> _GOAL OF THE EXERCISE_
Extract all lines from the data beneath that include the word "разработка".

> _SOURCE RECORDS_
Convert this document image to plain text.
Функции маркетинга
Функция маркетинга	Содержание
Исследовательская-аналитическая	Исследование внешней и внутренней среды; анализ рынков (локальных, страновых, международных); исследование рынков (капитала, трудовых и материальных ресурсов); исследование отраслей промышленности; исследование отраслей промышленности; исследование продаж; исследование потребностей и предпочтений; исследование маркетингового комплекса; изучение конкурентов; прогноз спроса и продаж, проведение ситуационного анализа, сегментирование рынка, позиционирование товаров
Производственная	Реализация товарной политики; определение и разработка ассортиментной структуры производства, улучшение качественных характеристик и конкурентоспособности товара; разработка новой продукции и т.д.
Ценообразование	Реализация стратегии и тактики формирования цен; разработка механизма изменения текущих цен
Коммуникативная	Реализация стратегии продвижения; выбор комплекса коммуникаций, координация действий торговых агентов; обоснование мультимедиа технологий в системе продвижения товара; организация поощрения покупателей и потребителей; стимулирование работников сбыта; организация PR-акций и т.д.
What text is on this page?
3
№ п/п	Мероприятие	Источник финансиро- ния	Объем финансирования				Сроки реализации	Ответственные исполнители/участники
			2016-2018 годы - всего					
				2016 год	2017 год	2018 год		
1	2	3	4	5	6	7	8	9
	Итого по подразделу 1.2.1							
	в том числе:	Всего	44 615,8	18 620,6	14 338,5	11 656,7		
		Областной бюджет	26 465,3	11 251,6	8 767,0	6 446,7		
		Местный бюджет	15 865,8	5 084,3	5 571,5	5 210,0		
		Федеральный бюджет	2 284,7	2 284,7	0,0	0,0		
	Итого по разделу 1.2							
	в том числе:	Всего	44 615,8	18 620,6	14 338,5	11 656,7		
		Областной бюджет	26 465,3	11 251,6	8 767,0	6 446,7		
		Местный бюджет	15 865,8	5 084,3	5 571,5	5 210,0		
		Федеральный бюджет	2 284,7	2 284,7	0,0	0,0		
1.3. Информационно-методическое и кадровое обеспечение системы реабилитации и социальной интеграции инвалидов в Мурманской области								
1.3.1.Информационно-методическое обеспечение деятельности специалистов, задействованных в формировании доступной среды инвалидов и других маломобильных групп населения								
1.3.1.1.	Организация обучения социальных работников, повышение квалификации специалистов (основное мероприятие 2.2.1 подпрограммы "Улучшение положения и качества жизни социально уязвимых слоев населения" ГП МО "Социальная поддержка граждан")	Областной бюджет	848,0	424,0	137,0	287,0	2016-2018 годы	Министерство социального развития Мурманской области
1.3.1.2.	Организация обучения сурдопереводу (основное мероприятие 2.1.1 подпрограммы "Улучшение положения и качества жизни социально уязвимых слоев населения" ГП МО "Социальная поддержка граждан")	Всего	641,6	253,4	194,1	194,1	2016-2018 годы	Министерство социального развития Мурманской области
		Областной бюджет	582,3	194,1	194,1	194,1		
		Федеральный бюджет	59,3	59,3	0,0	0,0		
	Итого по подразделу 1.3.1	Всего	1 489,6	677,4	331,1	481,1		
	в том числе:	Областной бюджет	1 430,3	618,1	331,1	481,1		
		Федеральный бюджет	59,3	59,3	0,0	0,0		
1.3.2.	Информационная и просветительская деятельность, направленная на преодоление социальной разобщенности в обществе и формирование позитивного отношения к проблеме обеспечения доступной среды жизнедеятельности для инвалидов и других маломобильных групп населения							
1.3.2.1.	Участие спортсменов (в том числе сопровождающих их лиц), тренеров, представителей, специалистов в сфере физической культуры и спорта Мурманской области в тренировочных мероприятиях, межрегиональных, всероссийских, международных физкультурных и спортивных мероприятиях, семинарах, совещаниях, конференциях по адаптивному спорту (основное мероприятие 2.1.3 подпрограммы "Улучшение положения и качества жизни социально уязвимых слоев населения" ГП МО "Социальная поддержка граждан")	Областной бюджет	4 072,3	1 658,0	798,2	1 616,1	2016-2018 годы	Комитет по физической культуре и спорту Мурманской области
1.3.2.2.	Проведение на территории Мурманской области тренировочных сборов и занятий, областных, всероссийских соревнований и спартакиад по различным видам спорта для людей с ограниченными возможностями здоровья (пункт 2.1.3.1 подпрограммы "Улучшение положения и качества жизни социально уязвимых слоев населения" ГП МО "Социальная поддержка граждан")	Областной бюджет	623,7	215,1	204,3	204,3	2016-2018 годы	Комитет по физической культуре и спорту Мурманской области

> _EXERCISE ANSWER_
Производственная	Реализация товарной политики; определение и разработка ассортиментной структуры производства, улучшение качественных характеристик и конкурентоспособности товара; разработка новой продукции и т.д.
Ценообразование	Реализация стратегии и тактики формирования цен; разработка механизма изменения текущих цен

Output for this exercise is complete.